# [PROVIDED TEXT]

>>>>

Our study has several limitations and unanswered questions that warrant further research. First, the study results are based on a national claims database that has innately limited sensitivity. There might have been certain unavailable medical information outside the nation or hidden inaccuracy regarding insurance codes. In addition, although MPR is a useful surrogate marker to identify compliance in the claims database, it cannot detect the actual dose of drug administered to each patient. Second, certain variables, specifically regarding donor information, actual death information, and non-insured medical costs or non-insured desensitization therapy, were not included in this study. A further study linking other nationwide transplantation databases may additionally reveal important characteristics of transplantation in South Korea. However, as we have validated our operative death definition in another death registry in the nation and our finding was true regarding insured medical costs, we believe that such limitation may not critically alter the main message of our study. Third, social factors related to trends in transplantation in South Korea were hard to be included in detail. Given that transplantation is one of the medical services that is largely affected by socioeconomic status, additional consideration for such external factors may be necessary. Lastly, although our study has a descriptive value, an additional effort should be taken to investigate how to overcome the remaining issues in transplantation, including accessibility, prognosis, donor safety, or socioeconomic cost, in the future. Health care providers should develop countermeasures to handle the major shifts, which were identified in this study, in the era of transplantation in South Korea.
In conclusion, the characteristics of transplant recipients in Korea were changing, and the aging issue was also present in the field of KT. Although the number of transplantation cases increased and improvement regarding prognosis was observed, this accompanied a modest increase in the economic cost of the society. Clinicians and health care providers should mind the findings to improve the quality of medical services for KT recipients.

<<<<

# [TASKS TO COMPLETE]
A) In the provided text, what kind of database were the study results based on?
B) Copy the passage from the provided text starting at "In conclusion, the" and ending at "for KT recipients.".

# [EXCERPTED RECORDS]
>>>>

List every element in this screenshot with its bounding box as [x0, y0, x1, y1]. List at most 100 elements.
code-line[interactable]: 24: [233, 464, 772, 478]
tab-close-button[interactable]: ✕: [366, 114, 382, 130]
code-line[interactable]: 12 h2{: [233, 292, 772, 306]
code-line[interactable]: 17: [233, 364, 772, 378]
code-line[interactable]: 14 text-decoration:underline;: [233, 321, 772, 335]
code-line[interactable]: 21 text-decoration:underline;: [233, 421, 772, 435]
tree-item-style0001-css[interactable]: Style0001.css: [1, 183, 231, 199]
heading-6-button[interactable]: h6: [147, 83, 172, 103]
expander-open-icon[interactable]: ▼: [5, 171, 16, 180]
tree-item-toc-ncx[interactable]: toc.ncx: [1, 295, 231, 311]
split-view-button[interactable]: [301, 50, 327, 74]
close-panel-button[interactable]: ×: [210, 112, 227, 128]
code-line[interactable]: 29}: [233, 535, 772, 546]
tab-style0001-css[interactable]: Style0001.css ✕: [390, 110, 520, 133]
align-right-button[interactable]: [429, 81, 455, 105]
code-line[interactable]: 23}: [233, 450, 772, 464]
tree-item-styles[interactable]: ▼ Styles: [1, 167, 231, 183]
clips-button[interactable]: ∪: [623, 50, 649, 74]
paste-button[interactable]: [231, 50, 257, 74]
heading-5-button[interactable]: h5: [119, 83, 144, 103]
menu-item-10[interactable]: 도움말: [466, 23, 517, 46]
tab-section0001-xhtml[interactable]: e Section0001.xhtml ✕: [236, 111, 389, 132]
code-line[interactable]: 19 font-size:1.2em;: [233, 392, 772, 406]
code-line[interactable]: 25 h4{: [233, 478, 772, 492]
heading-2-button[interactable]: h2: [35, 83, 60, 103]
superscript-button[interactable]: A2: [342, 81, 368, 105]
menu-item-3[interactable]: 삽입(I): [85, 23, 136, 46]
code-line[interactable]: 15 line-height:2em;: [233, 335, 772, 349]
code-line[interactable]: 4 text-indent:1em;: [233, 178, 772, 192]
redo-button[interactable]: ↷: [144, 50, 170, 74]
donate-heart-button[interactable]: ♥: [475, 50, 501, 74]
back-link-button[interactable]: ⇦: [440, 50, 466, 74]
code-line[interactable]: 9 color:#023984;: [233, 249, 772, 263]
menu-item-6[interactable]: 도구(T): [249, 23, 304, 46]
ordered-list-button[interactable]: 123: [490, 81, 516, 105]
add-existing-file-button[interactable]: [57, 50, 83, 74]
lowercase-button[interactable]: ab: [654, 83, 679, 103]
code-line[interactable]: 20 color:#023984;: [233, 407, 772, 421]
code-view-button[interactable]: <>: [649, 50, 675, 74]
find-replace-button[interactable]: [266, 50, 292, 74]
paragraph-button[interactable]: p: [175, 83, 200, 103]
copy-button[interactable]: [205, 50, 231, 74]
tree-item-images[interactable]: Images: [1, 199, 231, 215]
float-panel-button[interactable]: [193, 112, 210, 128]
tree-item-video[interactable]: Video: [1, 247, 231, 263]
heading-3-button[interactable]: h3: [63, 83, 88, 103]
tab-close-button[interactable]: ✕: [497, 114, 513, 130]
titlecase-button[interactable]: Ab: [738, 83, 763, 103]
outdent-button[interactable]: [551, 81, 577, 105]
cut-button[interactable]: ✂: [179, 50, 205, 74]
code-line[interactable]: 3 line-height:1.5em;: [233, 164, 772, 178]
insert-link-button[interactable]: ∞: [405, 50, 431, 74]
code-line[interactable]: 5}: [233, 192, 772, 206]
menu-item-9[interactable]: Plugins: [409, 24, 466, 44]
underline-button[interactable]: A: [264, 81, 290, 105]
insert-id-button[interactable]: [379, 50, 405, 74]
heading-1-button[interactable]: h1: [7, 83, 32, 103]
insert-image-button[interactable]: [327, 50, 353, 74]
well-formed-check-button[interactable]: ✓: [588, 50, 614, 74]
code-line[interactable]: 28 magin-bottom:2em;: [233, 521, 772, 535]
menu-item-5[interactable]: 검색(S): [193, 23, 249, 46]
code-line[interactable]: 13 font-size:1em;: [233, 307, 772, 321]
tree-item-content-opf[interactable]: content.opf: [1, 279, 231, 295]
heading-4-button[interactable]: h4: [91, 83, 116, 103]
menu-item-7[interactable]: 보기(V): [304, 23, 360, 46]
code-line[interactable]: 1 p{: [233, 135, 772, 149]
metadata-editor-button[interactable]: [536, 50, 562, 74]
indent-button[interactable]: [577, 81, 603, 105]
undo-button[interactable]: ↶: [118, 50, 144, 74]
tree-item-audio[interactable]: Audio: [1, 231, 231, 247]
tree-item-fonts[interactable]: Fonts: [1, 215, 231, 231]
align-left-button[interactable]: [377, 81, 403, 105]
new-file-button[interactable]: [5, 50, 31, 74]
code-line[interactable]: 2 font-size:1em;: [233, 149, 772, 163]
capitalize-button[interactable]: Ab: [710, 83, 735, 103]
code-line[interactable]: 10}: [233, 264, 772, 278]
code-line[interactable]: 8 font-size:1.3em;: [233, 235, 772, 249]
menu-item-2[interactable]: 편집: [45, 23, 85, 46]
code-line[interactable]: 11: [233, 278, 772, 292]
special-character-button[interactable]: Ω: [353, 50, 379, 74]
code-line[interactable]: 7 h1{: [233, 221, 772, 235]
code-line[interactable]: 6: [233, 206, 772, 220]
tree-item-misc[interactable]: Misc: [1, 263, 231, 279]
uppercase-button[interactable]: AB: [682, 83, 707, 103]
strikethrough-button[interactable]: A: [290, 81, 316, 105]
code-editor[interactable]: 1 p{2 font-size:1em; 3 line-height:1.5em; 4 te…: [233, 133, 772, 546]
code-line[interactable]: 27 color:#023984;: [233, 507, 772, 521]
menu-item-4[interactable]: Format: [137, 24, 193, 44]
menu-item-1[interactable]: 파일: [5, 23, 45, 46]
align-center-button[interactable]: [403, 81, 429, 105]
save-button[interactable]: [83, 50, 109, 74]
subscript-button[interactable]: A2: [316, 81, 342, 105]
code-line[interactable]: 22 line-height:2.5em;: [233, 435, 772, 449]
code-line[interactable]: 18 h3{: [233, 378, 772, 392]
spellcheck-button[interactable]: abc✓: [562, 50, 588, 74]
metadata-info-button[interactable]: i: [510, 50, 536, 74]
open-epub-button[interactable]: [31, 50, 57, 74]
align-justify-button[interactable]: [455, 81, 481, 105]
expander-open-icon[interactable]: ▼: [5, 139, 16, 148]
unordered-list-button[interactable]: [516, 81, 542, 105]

<<<<

# [ANSWERS BELOW]
A) A national claims database.

B)
In conclusion, the characteristics of transplant recipients in Korea were changing, and the aging issue was also present in the field of KT. Although the number of transplantation cases increased and improvement regarding prognosis was observed, this accompanied a modest increase in the economic cost of the society. Clinicians and health care providers should mind the findings to improve the quality of medical services for KT recipients.